<<<<

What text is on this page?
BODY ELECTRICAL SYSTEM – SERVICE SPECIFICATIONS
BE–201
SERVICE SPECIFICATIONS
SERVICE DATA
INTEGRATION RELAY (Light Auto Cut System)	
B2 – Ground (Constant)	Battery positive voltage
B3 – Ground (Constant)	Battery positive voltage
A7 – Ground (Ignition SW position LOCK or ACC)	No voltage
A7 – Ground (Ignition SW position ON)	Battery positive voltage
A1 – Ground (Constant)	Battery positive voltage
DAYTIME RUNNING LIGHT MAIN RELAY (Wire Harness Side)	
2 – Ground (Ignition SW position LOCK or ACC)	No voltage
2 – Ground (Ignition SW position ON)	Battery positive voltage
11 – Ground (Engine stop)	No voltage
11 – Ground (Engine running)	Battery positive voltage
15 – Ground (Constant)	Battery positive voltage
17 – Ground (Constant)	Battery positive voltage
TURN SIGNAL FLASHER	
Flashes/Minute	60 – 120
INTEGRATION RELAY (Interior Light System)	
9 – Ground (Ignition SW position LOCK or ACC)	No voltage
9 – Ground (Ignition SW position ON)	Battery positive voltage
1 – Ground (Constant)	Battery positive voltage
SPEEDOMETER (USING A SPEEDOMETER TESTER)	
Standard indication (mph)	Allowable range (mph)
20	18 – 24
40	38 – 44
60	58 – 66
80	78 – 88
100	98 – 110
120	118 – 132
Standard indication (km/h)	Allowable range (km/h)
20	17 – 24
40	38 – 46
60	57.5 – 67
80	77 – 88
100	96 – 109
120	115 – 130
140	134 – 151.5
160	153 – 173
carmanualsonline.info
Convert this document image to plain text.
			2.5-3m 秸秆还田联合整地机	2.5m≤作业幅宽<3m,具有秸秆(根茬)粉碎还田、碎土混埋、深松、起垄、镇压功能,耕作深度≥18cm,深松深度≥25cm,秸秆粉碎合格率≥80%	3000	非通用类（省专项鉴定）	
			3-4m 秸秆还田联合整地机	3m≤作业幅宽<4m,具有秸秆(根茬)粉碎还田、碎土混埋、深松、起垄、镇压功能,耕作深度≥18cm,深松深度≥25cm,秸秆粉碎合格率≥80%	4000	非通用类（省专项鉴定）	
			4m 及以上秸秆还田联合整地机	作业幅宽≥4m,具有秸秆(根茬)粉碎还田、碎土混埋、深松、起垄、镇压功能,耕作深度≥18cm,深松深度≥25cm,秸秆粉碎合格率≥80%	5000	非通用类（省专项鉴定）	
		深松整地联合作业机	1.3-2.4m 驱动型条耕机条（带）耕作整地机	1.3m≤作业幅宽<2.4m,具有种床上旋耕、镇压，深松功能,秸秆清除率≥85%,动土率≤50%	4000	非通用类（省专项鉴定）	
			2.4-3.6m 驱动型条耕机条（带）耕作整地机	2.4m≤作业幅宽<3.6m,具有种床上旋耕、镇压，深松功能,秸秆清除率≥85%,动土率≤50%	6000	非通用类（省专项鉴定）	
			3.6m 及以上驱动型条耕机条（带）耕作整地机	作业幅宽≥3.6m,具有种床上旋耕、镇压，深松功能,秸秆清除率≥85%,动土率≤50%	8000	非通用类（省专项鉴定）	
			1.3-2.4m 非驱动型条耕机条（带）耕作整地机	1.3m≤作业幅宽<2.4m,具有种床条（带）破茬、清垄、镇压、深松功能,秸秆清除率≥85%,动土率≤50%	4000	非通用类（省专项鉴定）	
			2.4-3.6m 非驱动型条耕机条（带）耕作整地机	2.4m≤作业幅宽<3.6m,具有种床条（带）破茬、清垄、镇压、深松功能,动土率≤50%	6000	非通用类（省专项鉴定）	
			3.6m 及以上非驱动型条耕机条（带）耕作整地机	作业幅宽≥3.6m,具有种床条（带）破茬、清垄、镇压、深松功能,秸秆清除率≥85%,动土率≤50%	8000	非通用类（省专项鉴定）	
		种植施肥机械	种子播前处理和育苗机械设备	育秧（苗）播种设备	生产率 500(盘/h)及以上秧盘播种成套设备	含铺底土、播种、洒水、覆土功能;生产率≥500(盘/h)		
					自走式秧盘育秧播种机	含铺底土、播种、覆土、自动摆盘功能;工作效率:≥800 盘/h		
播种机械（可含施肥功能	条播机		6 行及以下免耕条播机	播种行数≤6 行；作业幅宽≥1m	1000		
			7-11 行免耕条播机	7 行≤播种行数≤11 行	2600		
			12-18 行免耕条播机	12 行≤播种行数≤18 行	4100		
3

>>>>

## PROBLEM DETAILS
Show all lines from the records above where the word "Constant" occurs.

## OUTPUT
B2 – Ground (Constant)	Battery positive voltage
B3 – Ground (Constant)	Battery positive voltage
A1 – Ground (Constant)	Battery positive voltage
15 – Ground (Constant)	Battery positive voltage
17 – Ground (Constant)	Battery positive voltage
1 – Ground (Constant)	Battery positive voltage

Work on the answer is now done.